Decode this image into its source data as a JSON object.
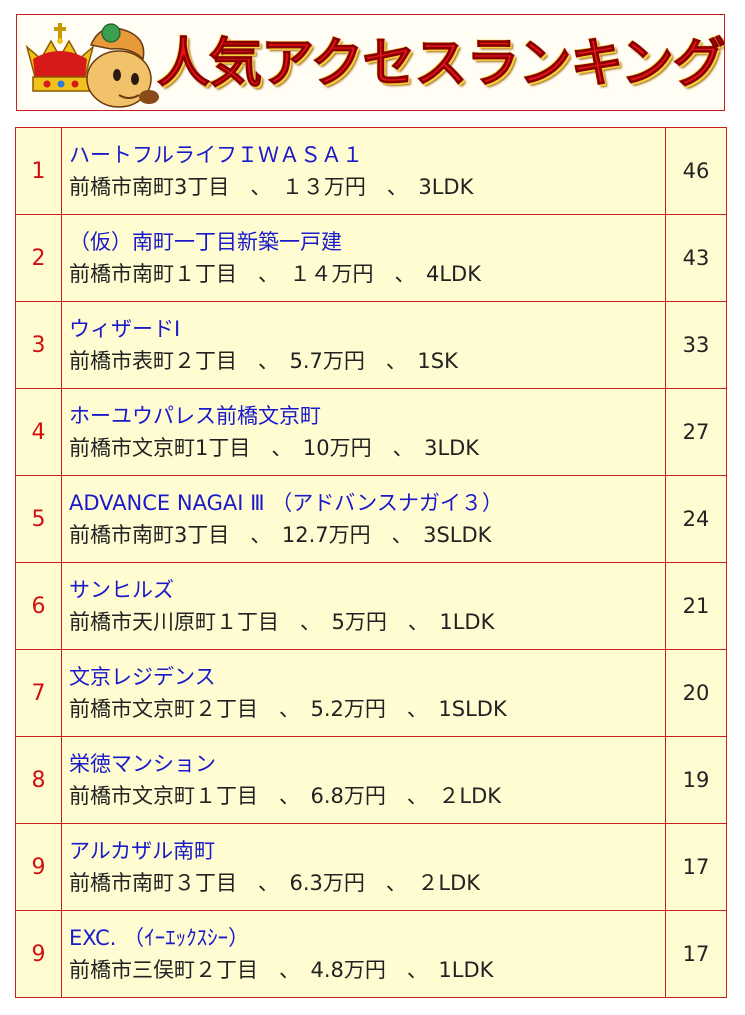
{
  "header": {
    "title": "人気アクセスランキング",
    "colors": {
      "title": "#e8141c",
      "title_outline": "#f5d340",
      "border": "#c81e1e",
      "row_bg": "#fffcd2",
      "link": "#1a1ac8",
      "rank": "#d01010"
    },
    "mascot_icon": "crowned-horse-mascot-icon"
  },
  "ranking": [
    {
      "rank": "1",
      "name": "ハートフルライフＩＷＡＳＡ１",
      "detail": "前橋市南町3丁目　、　１３万円　、　3LDK",
      "count": "46"
    },
    {
      "rank": "2",
      "name": "（仮）南町一丁目新築一戸建",
      "detail": "前橋市南町１丁目　、　１４万円　、　4LDK",
      "count": "43"
    },
    {
      "rank": "3",
      "name": "ウィザードⅠ",
      "detail": "前橋市表町２丁目　、　5.7万円　、　1SK",
      "count": "33"
    },
    {
      "rank": "4",
      "name": "ホーユウパレス前橋文京町",
      "detail": "前橋市文京町1丁目　、　10万円　、　3LDK",
      "count": "27"
    },
    {
      "rank": "5",
      "name": "ADVANCE NAGAI Ⅲ （アドバンスナガイ３）",
      "detail": "前橋市南町3丁目　、　12.7万円　、　3SLDK",
      "count": "24"
    },
    {
      "rank": "6",
      "name": "サンヒルズ",
      "detail": "前橋市天川原町１丁目　、　5万円　、　1LDK",
      "count": "21"
    },
    {
      "rank": "7",
      "name": "文京レジデンス",
      "detail": "前橋市文京町２丁目　、　5.2万円　、　1SLDK",
      "count": "20"
    },
    {
      "rank": "8",
      "name": "栄徳マンション",
      "detail": "前橋市文京町１丁目　、　6.8万円　、　２LDK",
      "count": "19"
    },
    {
      "rank": "9",
      "name": "アルカザル南町",
      "detail": "前橋市南町３丁目　、　6.3万円　、　２LDK",
      "count": "17"
    },
    {
      "rank": "9",
      "name": "EXC. （ｲｰｴｯｸｽｼｰ）",
      "detail": "前橋市三俣町２丁目　、　4.8万円　、　1LDK",
      "count": "17"
    }
  ]
}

• **TASK BRIEF**:
Without the pictures, restate all the entries above exactly.

• **WRITTEN SOLUTION**:
Decode this image into its source data as a JSON object.
{
  "header": {
    "title": "人気アクセスランキング",
    "colors": {
      "title": "#e8141c",
      "title_outline": "#f5d340",
      "border": "#c81e1e",
      "row_bg": "#fffcd2",
      "link": "#1a1ac8",
      "rank": "#d01010"
    },
    "mascot_icon": "crowned-horse-mascot-icon"
  },
  "ranking": [
    {
      "rank": "1",
      "name": "ハートフルライフＩＷＡＳＡ１",
      "detail": "前橋市南町3丁目　、　１３万円　、　3LDK",
      "count": "46"
    },
    {
      "rank": "2",
      "name": "（仮）南町一丁目新築一戸建",
      "detail": "前橋市南町１丁目　、　１４万円　、　4LDK",
      "count": "43"
    },
    {
      "rank": "3",
      "name": "ウィザードⅠ",
      "detail": "前橋市表町２丁目　、　5.7万円　、　1SK",
      "count": "33"
    },
    {
      "rank": "4",
      "name": "ホーユウパレス前橋文京町",
      "detail": "前橋市文京町1丁目　、　10万円　、　3LDK",
      "count": "27"
    },
    {
      "rank": "5",
      "name": "ADVANCE NAGAI Ⅲ （アドバンスナガイ３）",
      "detail": "前橋市南町3丁目　、　12.7万円　、　3SLDK",
      "count": "24"
    },
    {
      "rank": "6",
      "name": "サンヒルズ",
      "detail": "前橋市天川原町１丁目　、　5万円　、　1LDK",
      "count": "21"
    },
    {
      "rank": "7",
      "name": "文京レジデンス",
      "detail": "前橋市文京町２丁目　、　5.2万円　、　1SLDK",
      "count": "20"
    },
    {
      "rank": "8",
      "name": "栄徳マンション",
      "detail": "前橋市文京町１丁目　、　6.8万円　、　２LDK",
      "count": "19"
    },
    {
      "rank": "9",
      "name": "アルカザル南町",
      "detail": "前橋市南町３丁目　、　6.3万円　、　２LDK",
      "count": "17"
    },
    {
      "rank": "9",
      "name": "EXC. （ｲｰｴｯｸｽｼｰ）",
      "detail": "前橋市三俣町２丁目　、　4.8万円　、　1LDK",
      "count": "17"
    }
  ]
}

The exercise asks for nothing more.